— INSTRUCTION —
Would you write out the listing verbatim and skip every picture in it?

— GIVEN RECORDS —
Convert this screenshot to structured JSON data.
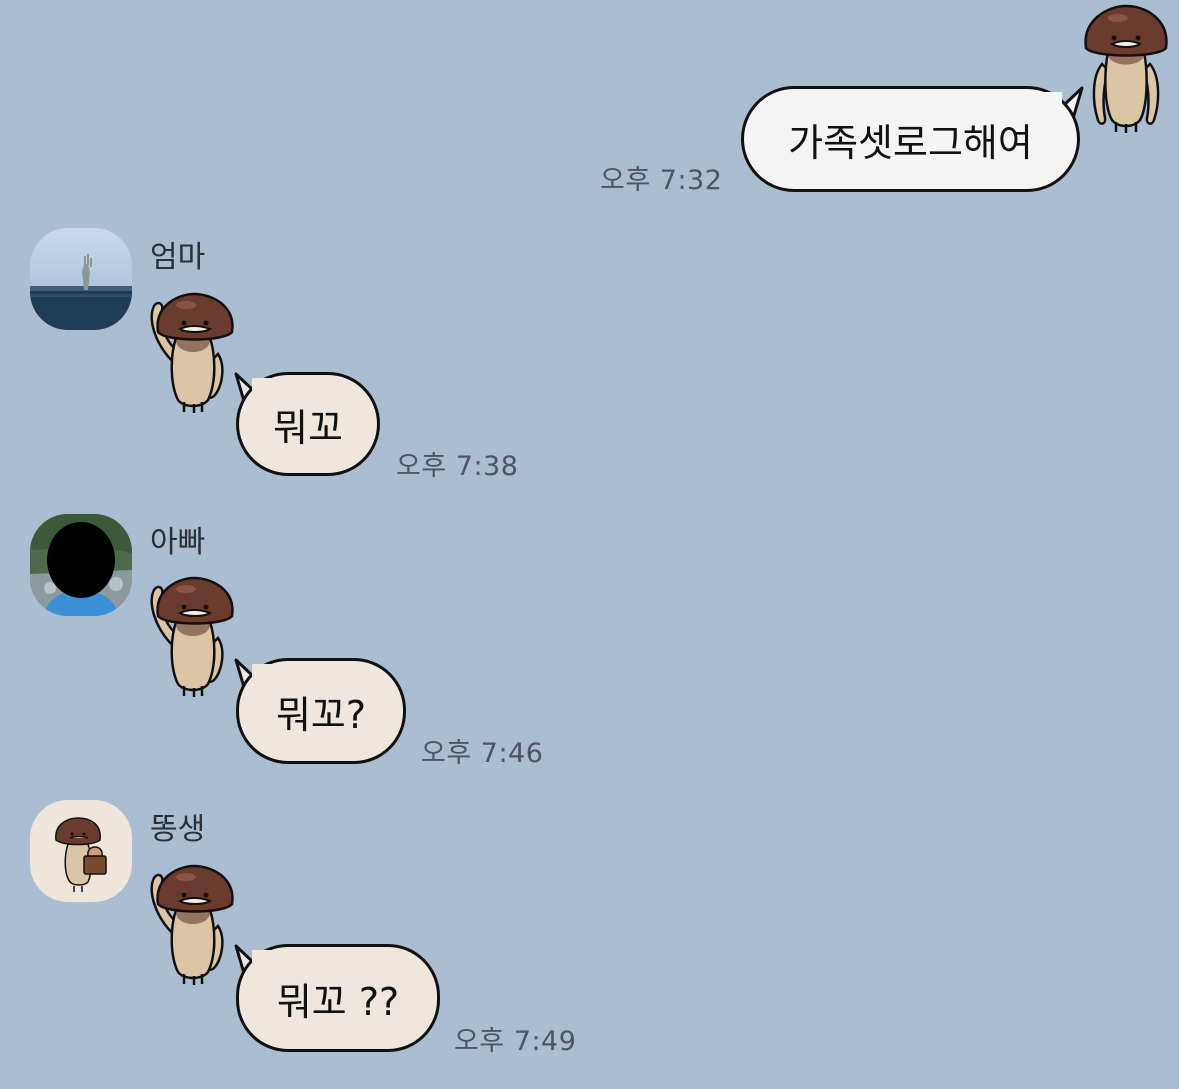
{
  "chat": {
    "messages": [
      {
        "sender": "me",
        "text": "가족셋로그해여",
        "time": "오후 7:32"
      },
      {
        "sender": "엄마",
        "avatar_icon": "sea-statue-photo-avatar",
        "text": "뭐꼬",
        "time": "오후 7:38"
      },
      {
        "sender": "아빠",
        "avatar_icon": "person-outdoor-photo-avatar",
        "text": "뭐꼬?",
        "time": "오후 7:46"
      },
      {
        "sender": "똥생",
        "avatar_icon": "mushroom-character-avatar",
        "text": "뭐꼬 ??",
        "time": "오후 7:49"
      }
    ]
  },
  "colors": {
    "background": "#abbdd1",
    "my_bubble": "#f4f4f4",
    "their_bubble": "#efe7dd",
    "bubble_border": "#111111",
    "mushroom_cap": "#6b3b2e",
    "mushroom_stem": "#dcc4a6"
  }
}
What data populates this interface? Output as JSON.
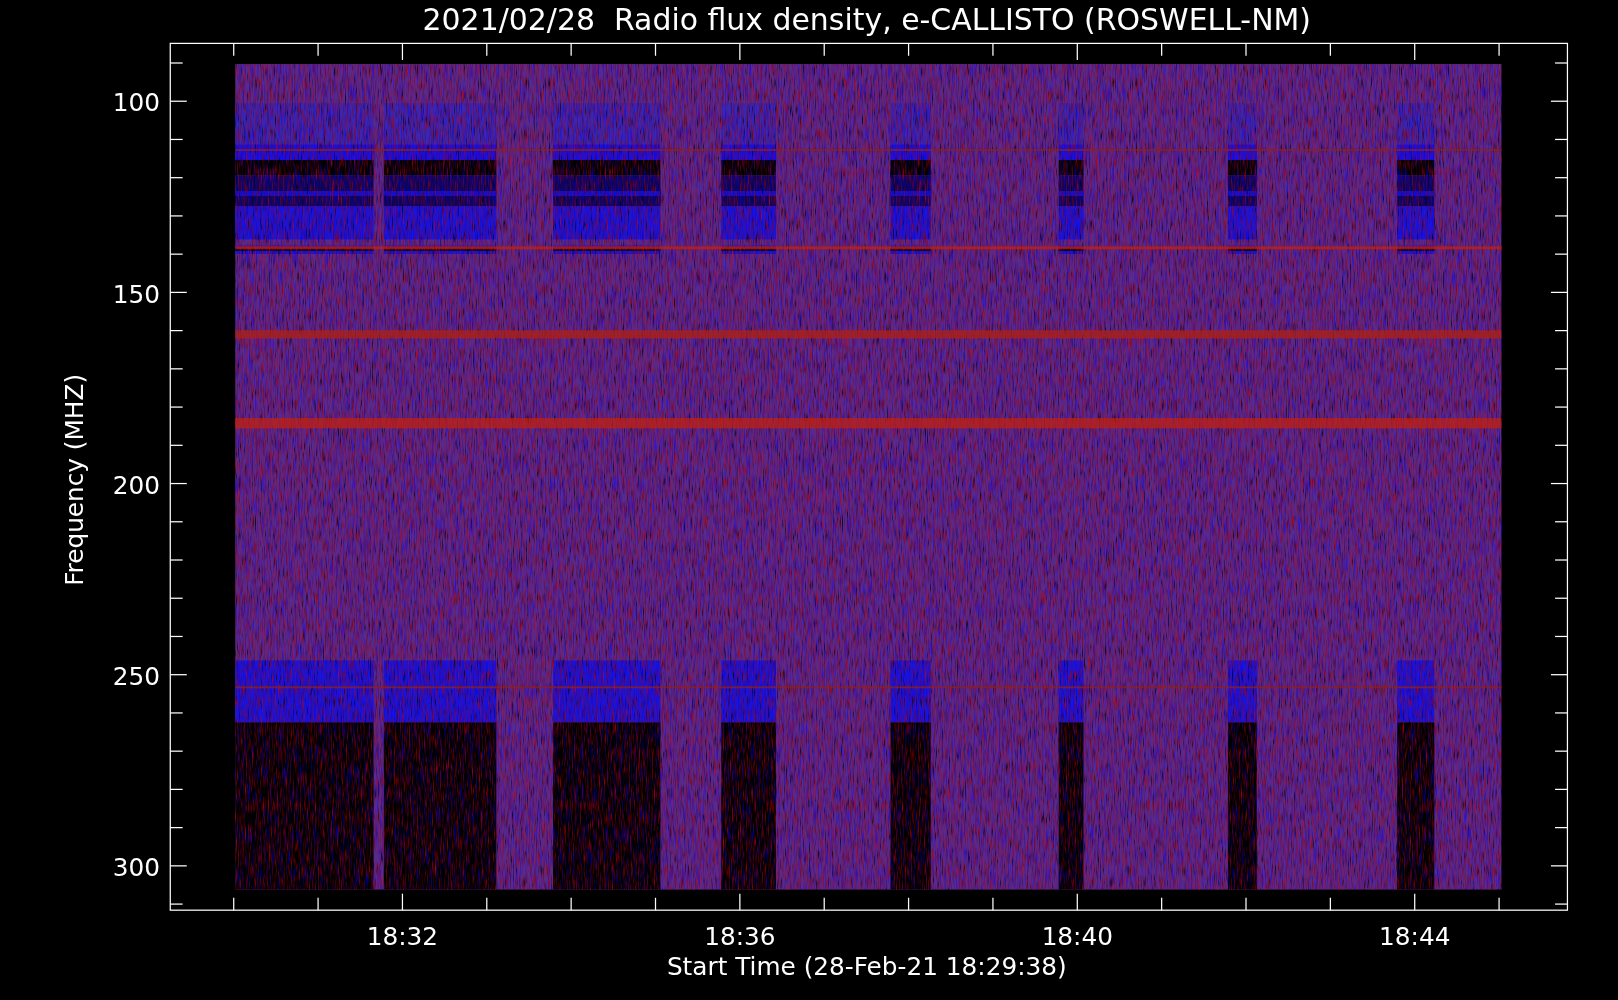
{
  "plot": {
    "title": "2021/02/28  Radio flux density, e-CALLISTO (ROSWELL-NM)",
    "y_axis": {
      "label": "Frequency (MHZ)",
      "tick_labels": [
        "100",
        "150",
        "200",
        "250",
        "300"
      ]
    },
    "x_axis": {
      "label": "Start Time (28-Feb-21 18:29:38)",
      "tick_labels": [
        "18:32",
        "18:36",
        "18:40",
        "18:44"
      ]
    }
  }
}
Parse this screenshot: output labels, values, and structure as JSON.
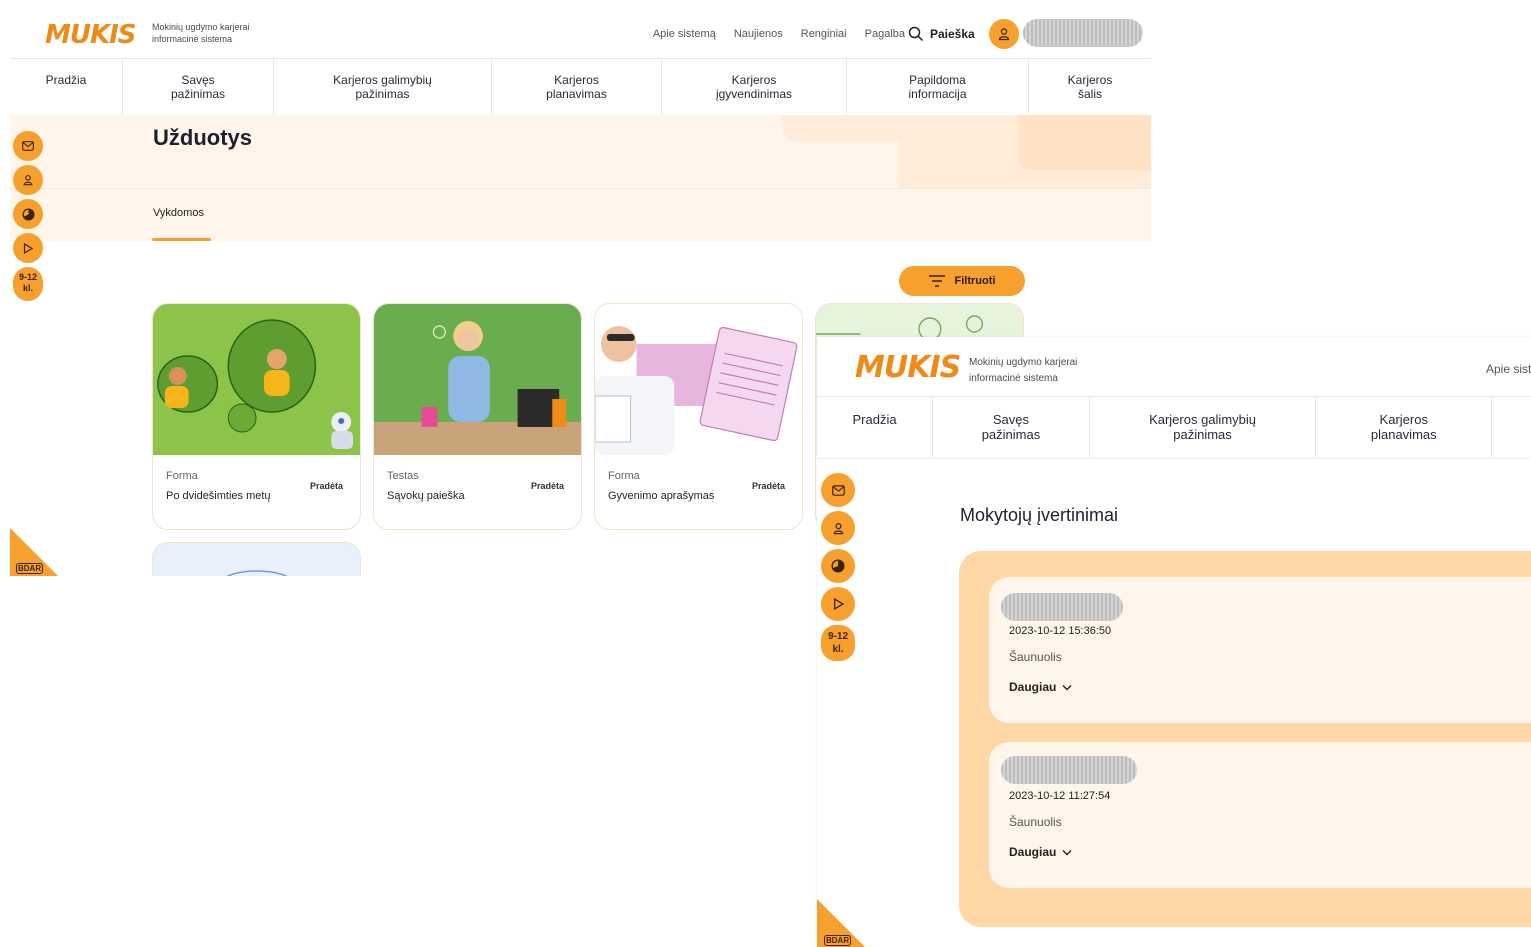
{
  "brand": {
    "logo": "MUKIS",
    "subtitle_line1": "Mokinių ugdymo karjerai",
    "subtitle_line2": "informacinė sistema",
    "accent_color": "#f7a02e"
  },
  "top_nav": {
    "links": [
      "Apie sistemą",
      "Naujienos",
      "Renginiai",
      "Pagalba"
    ],
    "search_label": "Paieška",
    "truncated_link": "Apie sist"
  },
  "main_menu": [
    {
      "line1": "Pradžia",
      "line2": ""
    },
    {
      "line1": "Savęs",
      "line2": "pažinimas"
    },
    {
      "line1": "Karjeros galimybių",
      "line2": "pažinimas"
    },
    {
      "line1": "Karjeros",
      "line2": "planavimas"
    },
    {
      "line1": "Karjeros",
      "line2": "įgyvendinimas"
    },
    {
      "line1": "Papildoma",
      "line2": "informacija"
    },
    {
      "line1": "Karjeros",
      "line2": "šalis"
    }
  ],
  "rail": {
    "icons": [
      "mail-icon",
      "user-icon",
      "chart-icon",
      "play-icon"
    ],
    "grade_line1": "9-12",
    "grade_line2": "kl."
  },
  "bdar_label": "BDAR",
  "tasks_page": {
    "title": "Užduotys",
    "tab": "Vykdomos",
    "filter_label": "Filtruoti",
    "cards": [
      {
        "type": "Forma",
        "title": "Po dvidešimties metų",
        "status": "Pradėta"
      },
      {
        "type": "Testas",
        "title": "Sąvokų paieška",
        "status": "Pradėta"
      },
      {
        "type": "Forma",
        "title": "Gyvenimo aprašymas",
        "status": "Pradėta"
      }
    ]
  },
  "evaluations_page": {
    "title": "Mokytojų įvertinimai",
    "items": [
      {
        "date": "2023-10-12 15:36:50",
        "text": "Šaunuolis",
        "more": "Daugiau"
      },
      {
        "date": "2023-10-12 11:27:54",
        "text": "Šaunuolis",
        "more": "Daugiau"
      }
    ]
  }
}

— WRITTEN SOLUTION —
Convert this screenshot to structured JSON data.
{
  "chat": {
    "messages": [
      {
        "sender": "me",
        "text": "가족셋로그해여",
        "time": "오후 7:32"
      },
      {
        "sender": "엄마",
        "avatar_icon": "sea-statue-photo-avatar",
        "text": "뭐꼬",
        "time": "오후 7:38"
      },
      {
        "sender": "아빠",
        "avatar_icon": "person-outdoor-photo-avatar",
        "text": "뭐꼬?",
        "time": "오후 7:46"
      },
      {
        "sender": "똥생",
        "avatar_icon": "mushroom-character-avatar",
        "text": "뭐꼬 ??",
        "time": "오후 7:49"
      }
    ]
  },
  "colors": {
    "background": "#abbdd1",
    "my_bubble": "#f4f4f4",
    "their_bubble": "#efe7dd",
    "bubble_border": "#111111",
    "mushroom_cap": "#6b3b2e",
    "mushroom_stem": "#dcc4a6"
  }
}
What data populates this interface? Output as JSON.
{
  "plot": {
    "title": "2021/02/28  Radio flux density, e-CALLISTO (ROSWELL-NM)",
    "y_axis": {
      "label": "Frequency (MHZ)",
      "tick_labels": [
        "100",
        "150",
        "200",
        "250",
        "300"
      ]
    },
    "x_axis": {
      "label": "Start Time (28-Feb-21 18:29:38)",
      "tick_labels": [
        "18:32",
        "18:36",
        "18:40",
        "18:44"
      ]
    }
  }
}
Parse this screenshot: output labels, values, and structure as JSON.
{
  "brand": {
    "logo": "MUKIS",
    "subtitle_line1": "Mokinių ugdymo karjerai",
    "subtitle_line2": "informacinė sistema",
    "accent_color": "#f7a02e"
  },
  "top_nav": {
    "links": [
      "Apie sistemą",
      "Naujienos",
      "Renginiai",
      "Pagalba"
    ],
    "search_label": "Paieška",
    "truncated_link": "Apie sist"
  },
  "main_menu": [
    {
      "line1": "Pradžia",
      "line2": ""
    },
    {
      "line1": "Savęs",
      "line2": "pažinimas"
    },
    {
      "line1": "Karjeros galimybių",
      "line2": "pažinimas"
    },
    {
      "line1": "Karjeros",
      "line2": "planavimas"
    },
    {
      "line1": "Karjeros",
      "line2": "įgyvendinimas"
    },
    {
      "line1": "Papildoma",
      "line2": "informacija"
    },
    {
      "line1": "Karjeros",
      "line2": "šalis"
    }
  ],
  "rail": {
    "icons": [
      "mail-icon",
      "user-icon",
      "chart-icon",
      "play-icon"
    ],
    "grade_line1": "9-12",
    "grade_line2": "kl."
  },
  "bdar_label": "BDAR",
  "tasks_page": {
    "title": "Užduotys",
    "tab": "Vykdomos",
    "filter_label": "Filtruoti",
    "cards": [
      {
        "type": "Forma",
        "title": "Po dvidešimties metų",
        "status": "Pradėta"
      },
      {
        "type": "Testas",
        "title": "Sąvokų paieška",
        "status": "Pradėta"
      },
      {
        "type": "Forma",
        "title": "Gyvenimo aprašymas",
        "status": "Pradėta"
      }
    ]
  },
  "evaluations_page": {
    "title": "Mokytojų įvertinimai",
    "items": [
      {
        "date": "2023-10-12 15:36:50",
        "text": "Šaunuolis",
        "more": "Daugiau"
      },
      {
        "date": "2023-10-12 11:27:54",
        "text": "Šaunuolis",
        "more": "Daugiau"
      }
    ]
  }
}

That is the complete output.